## Task instructions
In the records below, find the line containing "What text is on this page?", then extract that line and all subsequent lines exactly, leaving out everything else.

## Data extract
>> BEGIN

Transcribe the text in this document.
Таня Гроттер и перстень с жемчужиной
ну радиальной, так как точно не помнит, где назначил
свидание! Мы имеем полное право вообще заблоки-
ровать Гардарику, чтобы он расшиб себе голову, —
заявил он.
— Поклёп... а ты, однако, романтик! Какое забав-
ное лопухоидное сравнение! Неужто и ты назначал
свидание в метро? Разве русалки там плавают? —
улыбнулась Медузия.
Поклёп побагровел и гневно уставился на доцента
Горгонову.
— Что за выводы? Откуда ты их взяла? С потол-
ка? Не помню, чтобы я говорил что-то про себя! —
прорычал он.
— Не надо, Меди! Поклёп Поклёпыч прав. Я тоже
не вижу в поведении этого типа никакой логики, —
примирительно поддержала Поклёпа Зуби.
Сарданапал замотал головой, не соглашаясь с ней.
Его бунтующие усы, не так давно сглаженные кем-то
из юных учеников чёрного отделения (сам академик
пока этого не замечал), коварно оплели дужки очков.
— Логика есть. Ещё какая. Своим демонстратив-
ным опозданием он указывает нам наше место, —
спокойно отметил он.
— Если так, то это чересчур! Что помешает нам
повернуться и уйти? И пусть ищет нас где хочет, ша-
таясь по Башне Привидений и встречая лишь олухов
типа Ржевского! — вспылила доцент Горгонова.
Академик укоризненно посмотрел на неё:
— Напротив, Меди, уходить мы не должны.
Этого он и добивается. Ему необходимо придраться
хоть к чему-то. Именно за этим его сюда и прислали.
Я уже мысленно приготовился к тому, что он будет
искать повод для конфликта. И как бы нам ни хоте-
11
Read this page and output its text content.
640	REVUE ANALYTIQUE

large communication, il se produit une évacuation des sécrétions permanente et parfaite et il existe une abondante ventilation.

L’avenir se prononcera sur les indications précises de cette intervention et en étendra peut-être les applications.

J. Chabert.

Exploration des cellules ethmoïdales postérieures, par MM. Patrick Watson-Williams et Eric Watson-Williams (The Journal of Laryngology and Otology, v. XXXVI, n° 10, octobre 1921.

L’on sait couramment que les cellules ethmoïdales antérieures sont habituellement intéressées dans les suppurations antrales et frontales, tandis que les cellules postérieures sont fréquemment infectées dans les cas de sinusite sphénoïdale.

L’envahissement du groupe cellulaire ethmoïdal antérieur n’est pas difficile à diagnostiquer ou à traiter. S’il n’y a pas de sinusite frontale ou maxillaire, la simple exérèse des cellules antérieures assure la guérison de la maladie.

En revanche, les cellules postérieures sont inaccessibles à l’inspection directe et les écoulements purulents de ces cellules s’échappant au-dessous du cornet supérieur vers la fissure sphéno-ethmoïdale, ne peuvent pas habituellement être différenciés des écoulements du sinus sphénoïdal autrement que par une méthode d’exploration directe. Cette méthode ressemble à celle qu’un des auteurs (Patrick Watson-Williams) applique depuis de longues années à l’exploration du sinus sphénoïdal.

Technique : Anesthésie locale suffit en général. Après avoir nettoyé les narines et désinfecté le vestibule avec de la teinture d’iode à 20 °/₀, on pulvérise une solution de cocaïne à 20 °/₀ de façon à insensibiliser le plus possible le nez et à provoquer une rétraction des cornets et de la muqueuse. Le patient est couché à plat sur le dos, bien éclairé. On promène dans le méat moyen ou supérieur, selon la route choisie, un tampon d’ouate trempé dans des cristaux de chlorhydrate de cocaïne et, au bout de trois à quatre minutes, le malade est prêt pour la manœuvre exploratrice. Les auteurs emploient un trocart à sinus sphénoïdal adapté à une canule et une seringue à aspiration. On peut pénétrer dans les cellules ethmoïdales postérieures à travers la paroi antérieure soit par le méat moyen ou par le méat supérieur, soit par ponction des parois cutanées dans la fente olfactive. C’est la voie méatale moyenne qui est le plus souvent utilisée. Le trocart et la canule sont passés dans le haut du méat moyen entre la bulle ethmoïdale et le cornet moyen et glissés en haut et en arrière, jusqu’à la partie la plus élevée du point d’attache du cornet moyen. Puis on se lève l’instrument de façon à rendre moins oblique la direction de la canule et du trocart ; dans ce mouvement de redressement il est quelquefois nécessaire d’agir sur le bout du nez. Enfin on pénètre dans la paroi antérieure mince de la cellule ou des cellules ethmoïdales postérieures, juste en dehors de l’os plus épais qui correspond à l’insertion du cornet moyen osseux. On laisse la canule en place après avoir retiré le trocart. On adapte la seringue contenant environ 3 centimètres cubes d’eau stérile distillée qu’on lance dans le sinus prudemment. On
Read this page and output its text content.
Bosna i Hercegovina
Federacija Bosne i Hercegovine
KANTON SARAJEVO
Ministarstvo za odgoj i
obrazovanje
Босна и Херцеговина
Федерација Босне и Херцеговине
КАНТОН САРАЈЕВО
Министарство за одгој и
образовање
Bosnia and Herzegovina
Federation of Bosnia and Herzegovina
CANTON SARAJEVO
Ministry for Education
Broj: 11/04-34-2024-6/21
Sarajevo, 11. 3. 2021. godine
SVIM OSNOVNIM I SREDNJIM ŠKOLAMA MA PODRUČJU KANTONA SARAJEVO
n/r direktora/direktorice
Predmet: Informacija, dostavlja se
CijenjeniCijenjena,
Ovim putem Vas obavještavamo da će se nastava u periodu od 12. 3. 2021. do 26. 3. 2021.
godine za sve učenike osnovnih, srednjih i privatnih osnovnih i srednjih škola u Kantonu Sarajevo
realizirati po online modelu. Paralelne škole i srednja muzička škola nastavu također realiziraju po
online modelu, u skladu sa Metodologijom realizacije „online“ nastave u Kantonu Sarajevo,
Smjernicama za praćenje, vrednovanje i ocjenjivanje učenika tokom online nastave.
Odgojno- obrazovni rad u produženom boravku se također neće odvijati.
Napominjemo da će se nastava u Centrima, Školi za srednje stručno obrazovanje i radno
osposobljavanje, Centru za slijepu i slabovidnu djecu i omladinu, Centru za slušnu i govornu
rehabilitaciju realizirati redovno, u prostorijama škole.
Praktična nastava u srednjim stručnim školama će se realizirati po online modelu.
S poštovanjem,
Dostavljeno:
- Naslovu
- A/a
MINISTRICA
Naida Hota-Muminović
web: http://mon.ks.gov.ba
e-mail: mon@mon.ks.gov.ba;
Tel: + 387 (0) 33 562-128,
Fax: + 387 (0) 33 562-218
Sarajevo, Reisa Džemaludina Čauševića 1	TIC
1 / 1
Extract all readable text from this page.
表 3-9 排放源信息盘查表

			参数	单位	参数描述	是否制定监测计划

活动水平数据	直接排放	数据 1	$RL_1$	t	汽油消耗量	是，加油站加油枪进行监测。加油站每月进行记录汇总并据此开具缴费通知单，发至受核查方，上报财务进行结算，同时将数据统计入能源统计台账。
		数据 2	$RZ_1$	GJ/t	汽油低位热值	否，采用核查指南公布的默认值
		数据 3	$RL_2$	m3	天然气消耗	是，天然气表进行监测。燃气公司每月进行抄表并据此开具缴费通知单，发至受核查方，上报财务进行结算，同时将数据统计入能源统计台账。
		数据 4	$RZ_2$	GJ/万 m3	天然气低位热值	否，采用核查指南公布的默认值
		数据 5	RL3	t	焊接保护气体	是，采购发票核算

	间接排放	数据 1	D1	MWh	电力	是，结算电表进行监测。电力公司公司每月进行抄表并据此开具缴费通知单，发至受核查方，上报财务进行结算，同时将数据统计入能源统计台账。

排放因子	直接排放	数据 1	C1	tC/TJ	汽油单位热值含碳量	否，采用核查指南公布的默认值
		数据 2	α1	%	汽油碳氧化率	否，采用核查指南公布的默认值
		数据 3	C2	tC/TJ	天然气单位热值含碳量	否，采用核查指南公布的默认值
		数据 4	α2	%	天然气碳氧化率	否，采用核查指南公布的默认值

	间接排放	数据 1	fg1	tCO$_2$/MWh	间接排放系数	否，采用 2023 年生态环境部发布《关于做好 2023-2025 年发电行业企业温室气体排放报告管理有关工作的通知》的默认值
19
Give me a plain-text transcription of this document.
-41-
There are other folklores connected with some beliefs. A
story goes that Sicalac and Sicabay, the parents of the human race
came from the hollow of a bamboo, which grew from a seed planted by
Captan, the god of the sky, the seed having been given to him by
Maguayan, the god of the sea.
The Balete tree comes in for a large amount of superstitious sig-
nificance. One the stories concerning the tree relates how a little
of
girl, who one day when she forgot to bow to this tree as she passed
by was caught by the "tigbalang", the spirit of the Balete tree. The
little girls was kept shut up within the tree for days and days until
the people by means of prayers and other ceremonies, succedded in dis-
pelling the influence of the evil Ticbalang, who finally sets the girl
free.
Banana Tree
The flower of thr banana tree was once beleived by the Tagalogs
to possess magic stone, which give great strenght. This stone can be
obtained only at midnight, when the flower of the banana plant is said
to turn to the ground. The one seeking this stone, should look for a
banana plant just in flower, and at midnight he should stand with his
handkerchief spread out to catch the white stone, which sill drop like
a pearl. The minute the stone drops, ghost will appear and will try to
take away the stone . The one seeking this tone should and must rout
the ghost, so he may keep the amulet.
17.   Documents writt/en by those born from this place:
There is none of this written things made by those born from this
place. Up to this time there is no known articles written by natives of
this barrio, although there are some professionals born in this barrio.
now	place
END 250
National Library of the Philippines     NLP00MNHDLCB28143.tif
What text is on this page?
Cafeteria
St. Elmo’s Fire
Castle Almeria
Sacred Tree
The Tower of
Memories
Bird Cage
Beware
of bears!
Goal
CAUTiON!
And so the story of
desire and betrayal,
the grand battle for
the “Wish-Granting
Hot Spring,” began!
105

>> END

## Solution to this exercise
What text is on this page?
Cafeteria
St. Elmo’s Fire
Castle Almeria
Sacred Tree
The Tower of
Memories
Bird Cage
Beware
of bears!
Goal
CAUTiON!
And so the story of
desire and betrayal,
the grand battle for
the “Wish-Granting
Hot Spring,” began!
105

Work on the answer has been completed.